Items from a data source
┄┄┄┄┄┄┄┄┄┄

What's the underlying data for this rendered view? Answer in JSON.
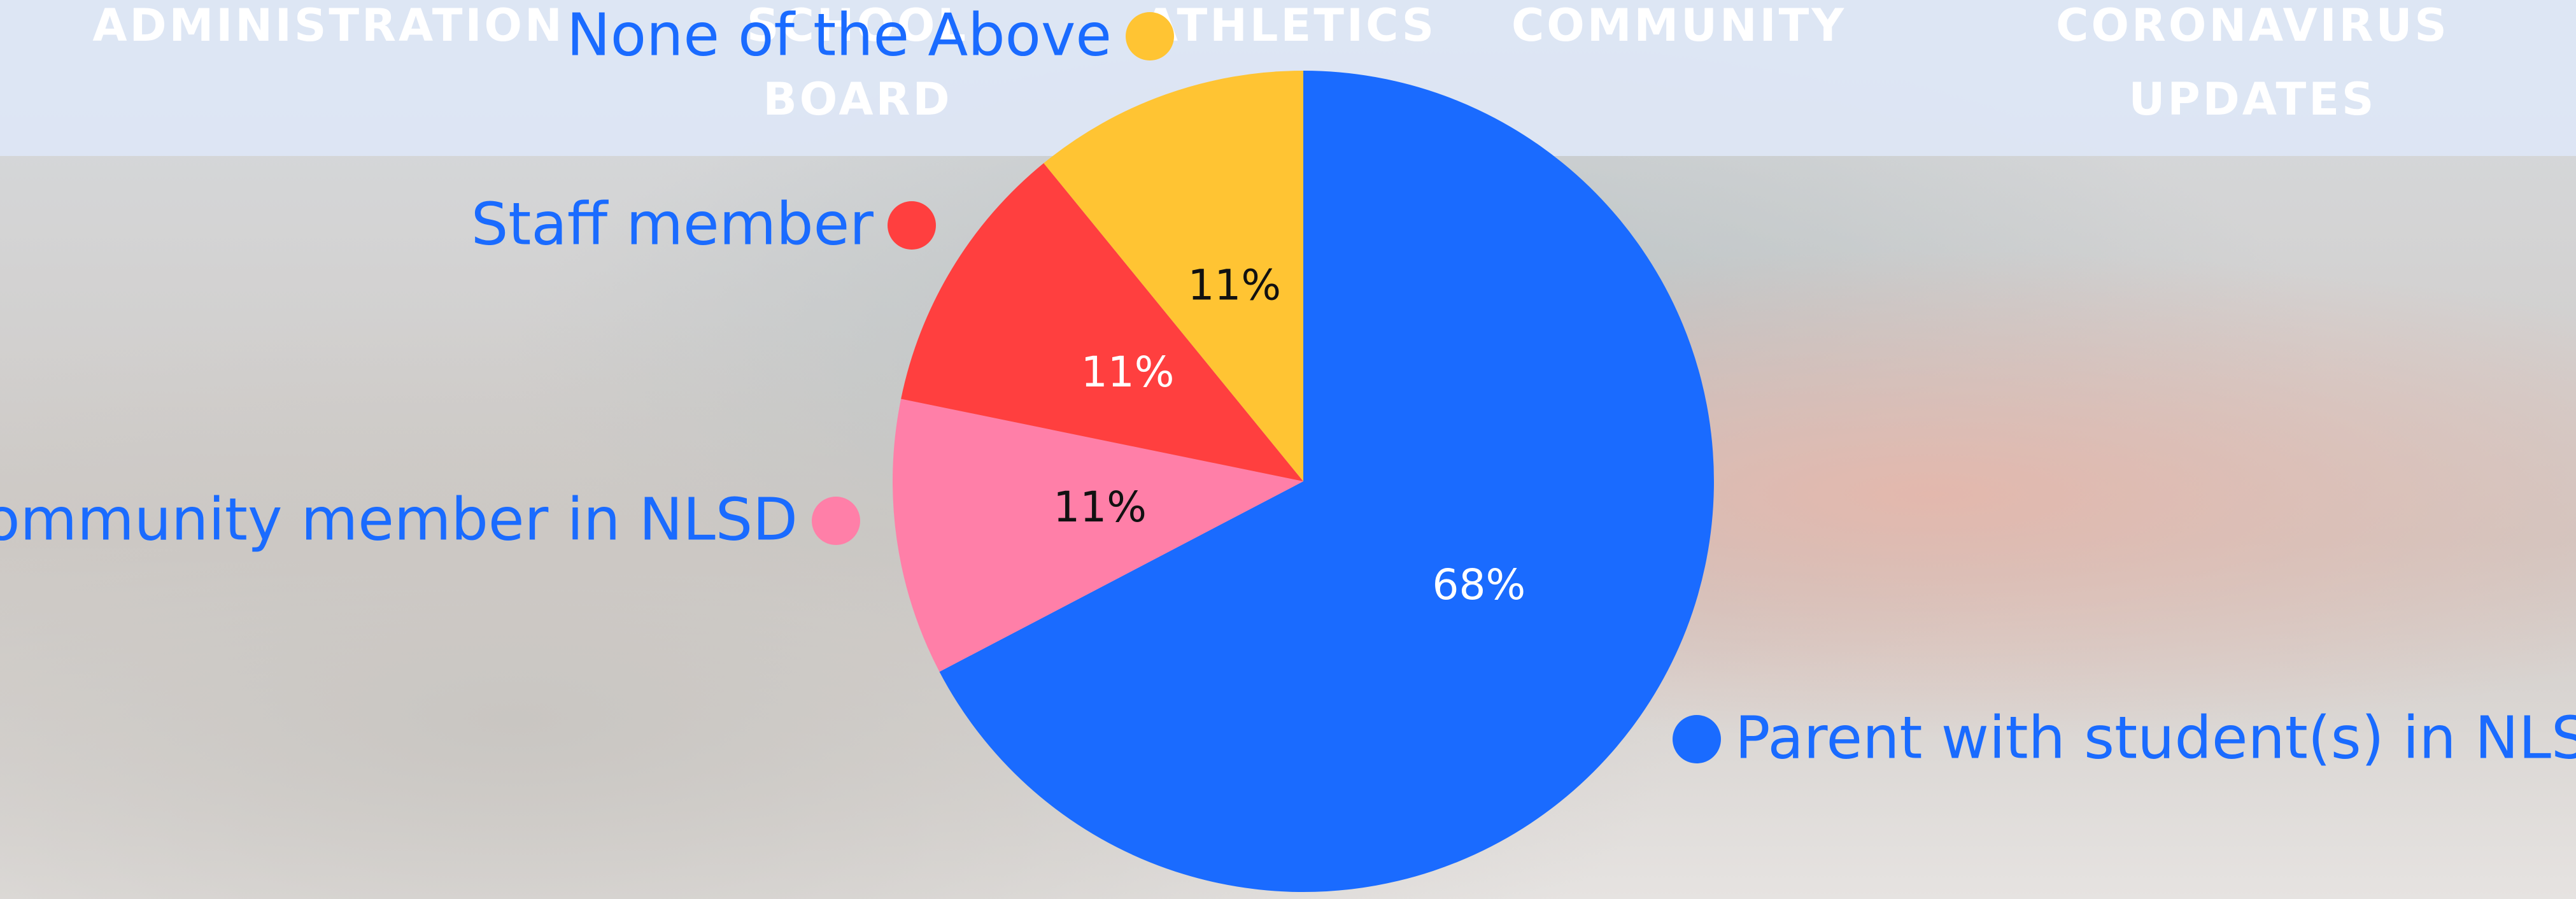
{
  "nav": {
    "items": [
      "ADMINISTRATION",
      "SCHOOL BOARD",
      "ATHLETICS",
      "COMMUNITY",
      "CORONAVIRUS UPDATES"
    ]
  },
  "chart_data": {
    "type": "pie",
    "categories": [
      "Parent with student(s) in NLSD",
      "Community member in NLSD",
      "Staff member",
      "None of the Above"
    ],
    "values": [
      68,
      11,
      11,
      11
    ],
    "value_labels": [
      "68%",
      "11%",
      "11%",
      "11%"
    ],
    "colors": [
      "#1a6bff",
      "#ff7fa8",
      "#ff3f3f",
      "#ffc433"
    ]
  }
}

┄┄┄┄┄┄┄┄┄┄

• _Aim of the exercise_
Each line in the data that holds the string "NLSD" must be returned.

• _Task result_
      "Parent with student(s) in NLSD",
      "Community member in NLSD",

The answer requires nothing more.